(Source data)

Begin

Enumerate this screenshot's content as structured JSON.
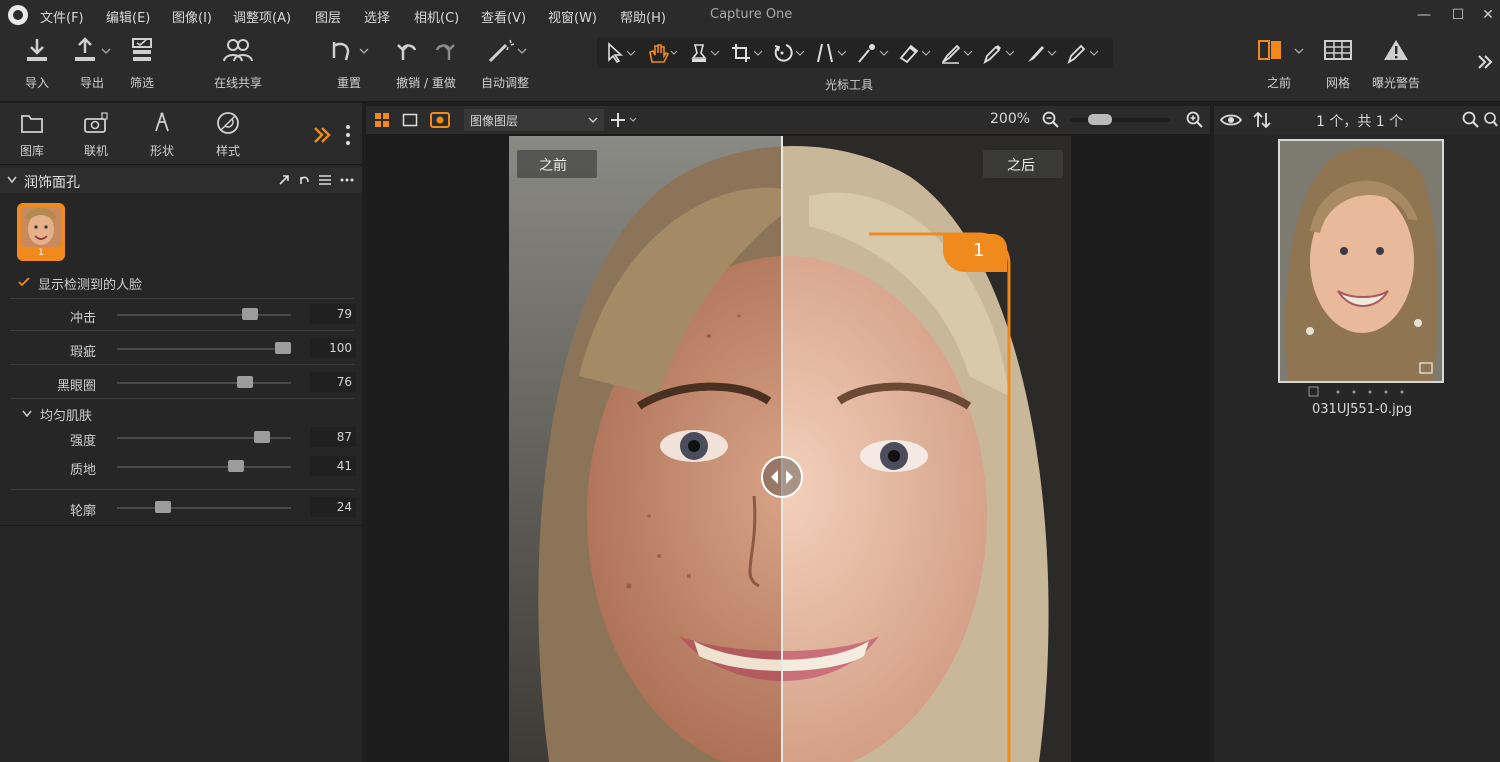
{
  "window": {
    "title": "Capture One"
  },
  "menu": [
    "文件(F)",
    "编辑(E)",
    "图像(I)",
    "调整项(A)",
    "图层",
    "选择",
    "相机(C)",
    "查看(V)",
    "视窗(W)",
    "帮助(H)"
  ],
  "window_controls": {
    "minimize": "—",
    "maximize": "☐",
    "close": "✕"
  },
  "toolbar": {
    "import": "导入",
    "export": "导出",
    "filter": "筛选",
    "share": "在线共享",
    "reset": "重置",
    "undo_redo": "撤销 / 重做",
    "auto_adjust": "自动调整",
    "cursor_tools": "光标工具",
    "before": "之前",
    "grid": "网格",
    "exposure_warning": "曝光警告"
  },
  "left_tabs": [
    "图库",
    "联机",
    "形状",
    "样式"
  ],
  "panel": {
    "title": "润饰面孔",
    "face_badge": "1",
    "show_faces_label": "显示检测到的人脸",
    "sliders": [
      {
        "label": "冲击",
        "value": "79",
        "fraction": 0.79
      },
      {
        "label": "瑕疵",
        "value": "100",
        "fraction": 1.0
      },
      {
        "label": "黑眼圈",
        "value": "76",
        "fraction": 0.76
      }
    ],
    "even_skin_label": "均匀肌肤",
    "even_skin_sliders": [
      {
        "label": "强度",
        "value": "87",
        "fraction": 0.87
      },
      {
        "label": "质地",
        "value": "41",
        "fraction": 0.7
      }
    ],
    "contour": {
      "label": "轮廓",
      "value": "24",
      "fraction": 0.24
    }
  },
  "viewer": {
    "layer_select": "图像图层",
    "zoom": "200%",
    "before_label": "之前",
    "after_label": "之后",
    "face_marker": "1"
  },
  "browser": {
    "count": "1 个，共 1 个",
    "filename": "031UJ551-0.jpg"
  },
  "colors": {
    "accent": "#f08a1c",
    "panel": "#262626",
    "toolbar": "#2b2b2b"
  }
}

End

(Given request) Images in the data above are to be skipped. Retype all other material exactly.

(Final result)
Enumerate this screenshot's content as structured JSON.
{
  "window": {
    "title": "Capture One"
  },
  "menu": [
    "文件(F)",
    "编辑(E)",
    "图像(I)",
    "调整项(A)",
    "图层",
    "选择",
    "相机(C)",
    "查看(V)",
    "视窗(W)",
    "帮助(H)"
  ],
  "window_controls": {
    "minimize": "—",
    "maximize": "☐",
    "close": "✕"
  },
  "toolbar": {
    "import": "导入",
    "export": "导出",
    "filter": "筛选",
    "share": "在线共享",
    "reset": "重置",
    "undo_redo": "撤销 / 重做",
    "auto_adjust": "自动调整",
    "cursor_tools": "光标工具",
    "before": "之前",
    "grid": "网格",
    "exposure_warning": "曝光警告"
  },
  "left_tabs": [
    "图库",
    "联机",
    "形状",
    "样式"
  ],
  "panel": {
    "title": "润饰面孔",
    "face_badge": "1",
    "show_faces_label": "显示检测到的人脸",
    "sliders": [
      {
        "label": "冲击",
        "value": "79",
        "fraction": 0.79
      },
      {
        "label": "瑕疵",
        "value": "100",
        "fraction": 1.0
      },
      {
        "label": "黑眼圈",
        "value": "76",
        "fraction": 0.76
      }
    ],
    "even_skin_label": "均匀肌肤",
    "even_skin_sliders": [
      {
        "label": "强度",
        "value": "87",
        "fraction": 0.87
      },
      {
        "label": "质地",
        "value": "41",
        "fraction": 0.7
      }
    ],
    "contour": {
      "label": "轮廓",
      "value": "24",
      "fraction": 0.24
    }
  },
  "viewer": {
    "layer_select": "图像图层",
    "zoom": "200%",
    "before_label": "之前",
    "after_label": "之后",
    "face_marker": "1"
  },
  "browser": {
    "count": "1 个，共 1 个",
    "filename": "031UJ551-0.jpg"
  },
  "colors": {
    "accent": "#f08a1c",
    "panel": "#262626",
    "toolbar": "#2b2b2b"
  }
}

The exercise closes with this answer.